— Start —

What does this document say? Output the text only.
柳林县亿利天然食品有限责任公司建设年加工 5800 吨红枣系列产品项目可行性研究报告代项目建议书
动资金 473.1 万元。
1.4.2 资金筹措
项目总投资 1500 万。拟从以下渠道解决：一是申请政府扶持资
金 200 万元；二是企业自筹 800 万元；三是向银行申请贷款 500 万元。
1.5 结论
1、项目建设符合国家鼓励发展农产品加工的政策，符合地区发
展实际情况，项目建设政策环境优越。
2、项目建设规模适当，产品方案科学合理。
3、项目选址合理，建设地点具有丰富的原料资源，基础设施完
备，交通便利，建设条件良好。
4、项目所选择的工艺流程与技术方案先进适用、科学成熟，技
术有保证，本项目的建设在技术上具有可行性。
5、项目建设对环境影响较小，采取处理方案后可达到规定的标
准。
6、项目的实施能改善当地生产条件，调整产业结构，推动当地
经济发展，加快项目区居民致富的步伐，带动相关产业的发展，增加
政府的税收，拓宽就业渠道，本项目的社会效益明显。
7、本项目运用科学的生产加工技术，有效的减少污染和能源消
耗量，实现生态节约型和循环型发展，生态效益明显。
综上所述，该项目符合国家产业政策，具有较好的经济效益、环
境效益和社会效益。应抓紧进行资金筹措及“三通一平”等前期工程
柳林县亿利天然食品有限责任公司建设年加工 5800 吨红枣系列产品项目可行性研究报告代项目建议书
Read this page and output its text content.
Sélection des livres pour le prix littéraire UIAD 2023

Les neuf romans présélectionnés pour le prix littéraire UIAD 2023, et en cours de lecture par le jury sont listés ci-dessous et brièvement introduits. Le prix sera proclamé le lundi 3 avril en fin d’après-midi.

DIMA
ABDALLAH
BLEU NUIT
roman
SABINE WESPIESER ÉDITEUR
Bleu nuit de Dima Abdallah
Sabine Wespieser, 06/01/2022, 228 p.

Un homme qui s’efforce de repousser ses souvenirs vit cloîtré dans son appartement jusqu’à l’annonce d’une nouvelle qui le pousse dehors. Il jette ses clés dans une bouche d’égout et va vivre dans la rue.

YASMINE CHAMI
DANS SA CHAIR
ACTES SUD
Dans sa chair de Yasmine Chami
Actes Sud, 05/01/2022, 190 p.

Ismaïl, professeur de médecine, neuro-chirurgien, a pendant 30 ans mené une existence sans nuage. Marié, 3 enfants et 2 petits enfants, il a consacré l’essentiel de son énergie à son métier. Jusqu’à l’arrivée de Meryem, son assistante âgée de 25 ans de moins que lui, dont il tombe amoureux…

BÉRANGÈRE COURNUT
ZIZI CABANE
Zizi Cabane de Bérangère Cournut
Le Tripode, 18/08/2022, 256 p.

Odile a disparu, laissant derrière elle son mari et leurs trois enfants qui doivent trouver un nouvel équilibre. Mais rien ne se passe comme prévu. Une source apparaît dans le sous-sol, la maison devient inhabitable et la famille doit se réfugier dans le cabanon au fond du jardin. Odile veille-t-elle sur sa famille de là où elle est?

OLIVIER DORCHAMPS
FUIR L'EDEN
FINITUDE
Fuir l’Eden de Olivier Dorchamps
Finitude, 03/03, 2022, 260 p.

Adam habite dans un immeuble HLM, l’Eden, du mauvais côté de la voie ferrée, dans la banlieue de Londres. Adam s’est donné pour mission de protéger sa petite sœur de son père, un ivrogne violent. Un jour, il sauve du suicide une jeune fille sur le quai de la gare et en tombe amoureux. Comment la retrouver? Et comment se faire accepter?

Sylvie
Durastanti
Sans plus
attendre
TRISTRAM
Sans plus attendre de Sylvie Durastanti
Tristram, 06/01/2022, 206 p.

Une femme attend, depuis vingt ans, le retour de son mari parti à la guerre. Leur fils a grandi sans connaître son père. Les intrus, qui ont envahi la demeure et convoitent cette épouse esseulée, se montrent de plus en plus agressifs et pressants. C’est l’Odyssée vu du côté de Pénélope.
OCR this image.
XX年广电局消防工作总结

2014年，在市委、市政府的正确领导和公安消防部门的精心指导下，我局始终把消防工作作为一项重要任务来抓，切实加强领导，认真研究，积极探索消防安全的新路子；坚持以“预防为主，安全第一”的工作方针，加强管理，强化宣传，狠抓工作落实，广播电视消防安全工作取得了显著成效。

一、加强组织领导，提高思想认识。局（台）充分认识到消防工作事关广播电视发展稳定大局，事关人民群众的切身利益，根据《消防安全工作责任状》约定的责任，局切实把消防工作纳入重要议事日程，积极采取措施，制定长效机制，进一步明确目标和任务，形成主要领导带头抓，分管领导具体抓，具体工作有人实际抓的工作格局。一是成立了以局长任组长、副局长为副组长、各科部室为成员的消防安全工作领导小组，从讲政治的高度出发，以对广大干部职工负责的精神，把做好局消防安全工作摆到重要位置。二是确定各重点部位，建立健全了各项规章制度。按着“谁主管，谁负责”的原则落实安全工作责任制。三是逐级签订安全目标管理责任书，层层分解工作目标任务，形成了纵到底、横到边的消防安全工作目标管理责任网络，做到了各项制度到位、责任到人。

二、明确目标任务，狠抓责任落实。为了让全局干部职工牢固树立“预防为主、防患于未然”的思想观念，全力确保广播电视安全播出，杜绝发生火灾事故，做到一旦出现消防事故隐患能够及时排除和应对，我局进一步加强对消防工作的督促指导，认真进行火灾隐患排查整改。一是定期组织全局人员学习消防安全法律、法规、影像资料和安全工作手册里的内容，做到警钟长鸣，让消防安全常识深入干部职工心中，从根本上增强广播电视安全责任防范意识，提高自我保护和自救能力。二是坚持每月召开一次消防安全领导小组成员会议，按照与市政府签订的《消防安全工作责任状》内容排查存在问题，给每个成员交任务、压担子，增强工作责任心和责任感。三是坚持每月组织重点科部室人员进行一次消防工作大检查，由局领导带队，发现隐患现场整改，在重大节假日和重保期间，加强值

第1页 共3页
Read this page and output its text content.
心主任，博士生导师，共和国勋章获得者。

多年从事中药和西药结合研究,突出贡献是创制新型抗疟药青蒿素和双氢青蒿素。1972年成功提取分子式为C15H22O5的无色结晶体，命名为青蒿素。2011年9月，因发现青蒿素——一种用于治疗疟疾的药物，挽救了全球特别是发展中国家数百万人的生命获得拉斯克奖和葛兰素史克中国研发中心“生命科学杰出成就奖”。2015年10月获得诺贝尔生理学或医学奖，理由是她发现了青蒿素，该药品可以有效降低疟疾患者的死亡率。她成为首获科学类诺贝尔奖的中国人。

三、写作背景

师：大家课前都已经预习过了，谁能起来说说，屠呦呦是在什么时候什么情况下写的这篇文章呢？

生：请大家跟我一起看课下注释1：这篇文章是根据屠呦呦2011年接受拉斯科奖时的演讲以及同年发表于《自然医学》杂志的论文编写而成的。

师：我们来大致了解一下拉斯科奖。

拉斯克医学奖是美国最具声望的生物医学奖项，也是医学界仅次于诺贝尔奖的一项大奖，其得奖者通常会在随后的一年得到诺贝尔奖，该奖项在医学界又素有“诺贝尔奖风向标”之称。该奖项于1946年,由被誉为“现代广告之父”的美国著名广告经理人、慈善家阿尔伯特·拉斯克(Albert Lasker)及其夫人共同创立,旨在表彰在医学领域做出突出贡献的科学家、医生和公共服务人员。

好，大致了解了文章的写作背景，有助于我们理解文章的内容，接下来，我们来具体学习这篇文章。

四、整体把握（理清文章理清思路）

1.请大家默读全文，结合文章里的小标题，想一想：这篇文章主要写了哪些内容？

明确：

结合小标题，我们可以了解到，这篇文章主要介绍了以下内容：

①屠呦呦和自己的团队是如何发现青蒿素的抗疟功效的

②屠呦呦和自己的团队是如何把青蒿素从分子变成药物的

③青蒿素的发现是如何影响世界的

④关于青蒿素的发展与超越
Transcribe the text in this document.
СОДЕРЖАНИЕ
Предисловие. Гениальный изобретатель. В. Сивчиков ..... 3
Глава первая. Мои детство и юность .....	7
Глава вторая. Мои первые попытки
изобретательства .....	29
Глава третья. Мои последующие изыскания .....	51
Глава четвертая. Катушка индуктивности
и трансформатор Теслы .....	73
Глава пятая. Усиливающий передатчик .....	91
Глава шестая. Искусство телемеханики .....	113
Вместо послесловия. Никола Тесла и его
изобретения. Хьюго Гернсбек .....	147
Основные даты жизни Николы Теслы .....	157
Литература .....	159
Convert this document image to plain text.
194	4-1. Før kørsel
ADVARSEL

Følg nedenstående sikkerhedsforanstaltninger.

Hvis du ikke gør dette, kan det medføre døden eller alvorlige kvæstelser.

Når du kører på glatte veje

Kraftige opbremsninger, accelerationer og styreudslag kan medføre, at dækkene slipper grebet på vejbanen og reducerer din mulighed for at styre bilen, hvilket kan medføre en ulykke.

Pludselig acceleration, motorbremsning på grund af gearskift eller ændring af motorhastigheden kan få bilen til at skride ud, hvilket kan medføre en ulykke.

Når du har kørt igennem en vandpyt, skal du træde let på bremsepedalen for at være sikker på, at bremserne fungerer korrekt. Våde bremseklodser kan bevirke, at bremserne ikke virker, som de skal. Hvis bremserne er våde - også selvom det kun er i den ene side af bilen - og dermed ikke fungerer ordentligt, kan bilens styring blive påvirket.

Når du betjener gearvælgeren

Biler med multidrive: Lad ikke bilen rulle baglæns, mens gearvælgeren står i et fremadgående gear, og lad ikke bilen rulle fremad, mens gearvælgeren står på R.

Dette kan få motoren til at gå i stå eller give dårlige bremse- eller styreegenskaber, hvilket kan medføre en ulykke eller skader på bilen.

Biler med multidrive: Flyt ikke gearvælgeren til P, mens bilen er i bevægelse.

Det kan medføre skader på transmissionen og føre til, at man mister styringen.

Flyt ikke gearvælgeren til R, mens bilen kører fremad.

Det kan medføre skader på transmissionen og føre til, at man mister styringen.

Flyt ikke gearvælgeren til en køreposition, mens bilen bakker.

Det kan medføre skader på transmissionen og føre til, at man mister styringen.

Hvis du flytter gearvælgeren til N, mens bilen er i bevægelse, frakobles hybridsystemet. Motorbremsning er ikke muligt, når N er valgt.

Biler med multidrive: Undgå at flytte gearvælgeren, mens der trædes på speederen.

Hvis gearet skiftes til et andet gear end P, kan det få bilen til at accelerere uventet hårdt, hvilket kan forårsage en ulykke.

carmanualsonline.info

— End —

### Your goal
Of the lines above, how many contain the word "attendre"? Provide the number and nothing else.

### Response for this exercise
2